▶ [YOUR TASK] Where the string "Closing" occurs in the material below, report the whole line.

Chart and figure data
==*==

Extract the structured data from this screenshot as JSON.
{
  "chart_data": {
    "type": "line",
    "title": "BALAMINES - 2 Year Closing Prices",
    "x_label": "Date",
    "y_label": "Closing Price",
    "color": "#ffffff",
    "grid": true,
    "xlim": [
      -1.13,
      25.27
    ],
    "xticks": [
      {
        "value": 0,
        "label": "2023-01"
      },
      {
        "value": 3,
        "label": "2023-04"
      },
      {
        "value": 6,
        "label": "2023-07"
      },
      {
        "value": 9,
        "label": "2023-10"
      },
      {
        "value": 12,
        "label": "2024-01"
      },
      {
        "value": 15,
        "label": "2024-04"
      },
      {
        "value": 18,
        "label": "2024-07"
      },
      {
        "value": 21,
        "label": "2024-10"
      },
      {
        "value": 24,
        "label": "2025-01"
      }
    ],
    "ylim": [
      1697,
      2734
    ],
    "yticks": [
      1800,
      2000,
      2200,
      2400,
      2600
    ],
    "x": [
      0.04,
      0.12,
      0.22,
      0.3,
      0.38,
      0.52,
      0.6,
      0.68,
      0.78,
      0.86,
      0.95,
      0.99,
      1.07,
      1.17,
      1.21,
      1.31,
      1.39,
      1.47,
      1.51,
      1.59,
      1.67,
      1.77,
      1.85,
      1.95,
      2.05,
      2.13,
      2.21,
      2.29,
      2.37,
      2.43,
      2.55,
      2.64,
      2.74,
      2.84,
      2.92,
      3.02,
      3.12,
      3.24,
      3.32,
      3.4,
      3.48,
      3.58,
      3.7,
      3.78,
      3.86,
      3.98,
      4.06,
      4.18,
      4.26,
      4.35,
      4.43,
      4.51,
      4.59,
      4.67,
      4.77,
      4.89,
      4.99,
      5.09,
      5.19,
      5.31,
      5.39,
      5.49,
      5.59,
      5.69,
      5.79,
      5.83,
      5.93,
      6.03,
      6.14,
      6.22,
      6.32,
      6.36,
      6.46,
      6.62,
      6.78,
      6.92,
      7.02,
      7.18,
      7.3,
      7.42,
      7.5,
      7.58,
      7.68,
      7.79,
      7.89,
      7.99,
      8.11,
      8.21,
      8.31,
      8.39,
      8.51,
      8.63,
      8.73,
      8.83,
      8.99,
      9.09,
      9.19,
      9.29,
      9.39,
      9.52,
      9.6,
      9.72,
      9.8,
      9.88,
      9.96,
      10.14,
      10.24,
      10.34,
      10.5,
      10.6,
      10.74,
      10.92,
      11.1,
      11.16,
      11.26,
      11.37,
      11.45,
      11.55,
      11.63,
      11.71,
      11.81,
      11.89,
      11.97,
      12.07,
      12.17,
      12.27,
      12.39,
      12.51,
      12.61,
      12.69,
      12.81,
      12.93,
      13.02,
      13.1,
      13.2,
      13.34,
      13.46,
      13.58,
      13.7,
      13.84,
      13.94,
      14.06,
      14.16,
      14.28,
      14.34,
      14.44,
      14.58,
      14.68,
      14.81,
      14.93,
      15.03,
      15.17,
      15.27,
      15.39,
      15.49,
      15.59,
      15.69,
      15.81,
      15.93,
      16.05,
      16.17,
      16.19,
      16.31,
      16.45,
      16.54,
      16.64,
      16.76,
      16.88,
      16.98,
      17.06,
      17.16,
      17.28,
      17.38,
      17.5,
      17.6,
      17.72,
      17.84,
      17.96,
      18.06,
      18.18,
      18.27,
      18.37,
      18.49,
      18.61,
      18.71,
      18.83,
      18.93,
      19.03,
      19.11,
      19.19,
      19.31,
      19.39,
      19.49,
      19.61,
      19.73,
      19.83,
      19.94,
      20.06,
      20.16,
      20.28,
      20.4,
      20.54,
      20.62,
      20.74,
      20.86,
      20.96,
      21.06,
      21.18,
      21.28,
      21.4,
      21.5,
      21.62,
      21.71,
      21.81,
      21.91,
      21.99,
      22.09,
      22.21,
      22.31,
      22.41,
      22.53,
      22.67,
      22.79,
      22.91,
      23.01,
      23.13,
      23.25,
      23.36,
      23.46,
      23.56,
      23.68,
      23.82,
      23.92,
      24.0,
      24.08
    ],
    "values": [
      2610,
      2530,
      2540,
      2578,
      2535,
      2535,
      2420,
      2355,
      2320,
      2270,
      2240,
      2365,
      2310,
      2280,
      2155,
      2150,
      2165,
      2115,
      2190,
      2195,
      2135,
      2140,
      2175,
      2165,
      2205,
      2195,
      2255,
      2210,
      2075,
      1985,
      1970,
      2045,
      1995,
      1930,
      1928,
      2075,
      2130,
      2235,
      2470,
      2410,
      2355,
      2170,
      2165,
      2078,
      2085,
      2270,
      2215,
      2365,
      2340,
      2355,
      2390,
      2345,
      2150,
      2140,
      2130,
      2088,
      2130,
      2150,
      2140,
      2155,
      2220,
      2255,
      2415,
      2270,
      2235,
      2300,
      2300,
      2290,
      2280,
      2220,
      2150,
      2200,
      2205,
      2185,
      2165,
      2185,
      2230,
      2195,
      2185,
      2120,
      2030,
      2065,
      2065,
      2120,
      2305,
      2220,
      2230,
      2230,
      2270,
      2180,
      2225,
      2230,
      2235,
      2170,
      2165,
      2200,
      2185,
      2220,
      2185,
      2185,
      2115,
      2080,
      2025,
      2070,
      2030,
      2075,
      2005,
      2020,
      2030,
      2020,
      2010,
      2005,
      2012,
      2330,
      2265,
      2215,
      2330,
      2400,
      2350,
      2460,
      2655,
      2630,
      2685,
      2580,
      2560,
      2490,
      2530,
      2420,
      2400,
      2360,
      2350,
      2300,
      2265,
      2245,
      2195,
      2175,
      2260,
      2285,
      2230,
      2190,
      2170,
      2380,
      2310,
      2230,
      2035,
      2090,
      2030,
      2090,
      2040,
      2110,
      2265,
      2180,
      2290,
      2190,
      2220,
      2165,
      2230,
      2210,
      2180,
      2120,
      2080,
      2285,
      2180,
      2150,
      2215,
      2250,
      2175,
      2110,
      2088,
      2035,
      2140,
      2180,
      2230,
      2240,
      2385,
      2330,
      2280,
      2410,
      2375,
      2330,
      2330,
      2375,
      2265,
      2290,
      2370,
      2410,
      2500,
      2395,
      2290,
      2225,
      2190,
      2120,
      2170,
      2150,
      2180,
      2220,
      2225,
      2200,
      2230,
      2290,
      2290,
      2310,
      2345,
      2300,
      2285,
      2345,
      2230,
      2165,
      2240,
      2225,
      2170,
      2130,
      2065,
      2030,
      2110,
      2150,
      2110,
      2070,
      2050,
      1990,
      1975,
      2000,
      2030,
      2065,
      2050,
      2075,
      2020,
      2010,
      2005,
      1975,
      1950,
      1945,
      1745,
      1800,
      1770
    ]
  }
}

==*==

▶ [COMPLETE OUTPUT]
    "title": "BALAMINES - 2 Year Closing Prices",
    "y_label": "Closing Price",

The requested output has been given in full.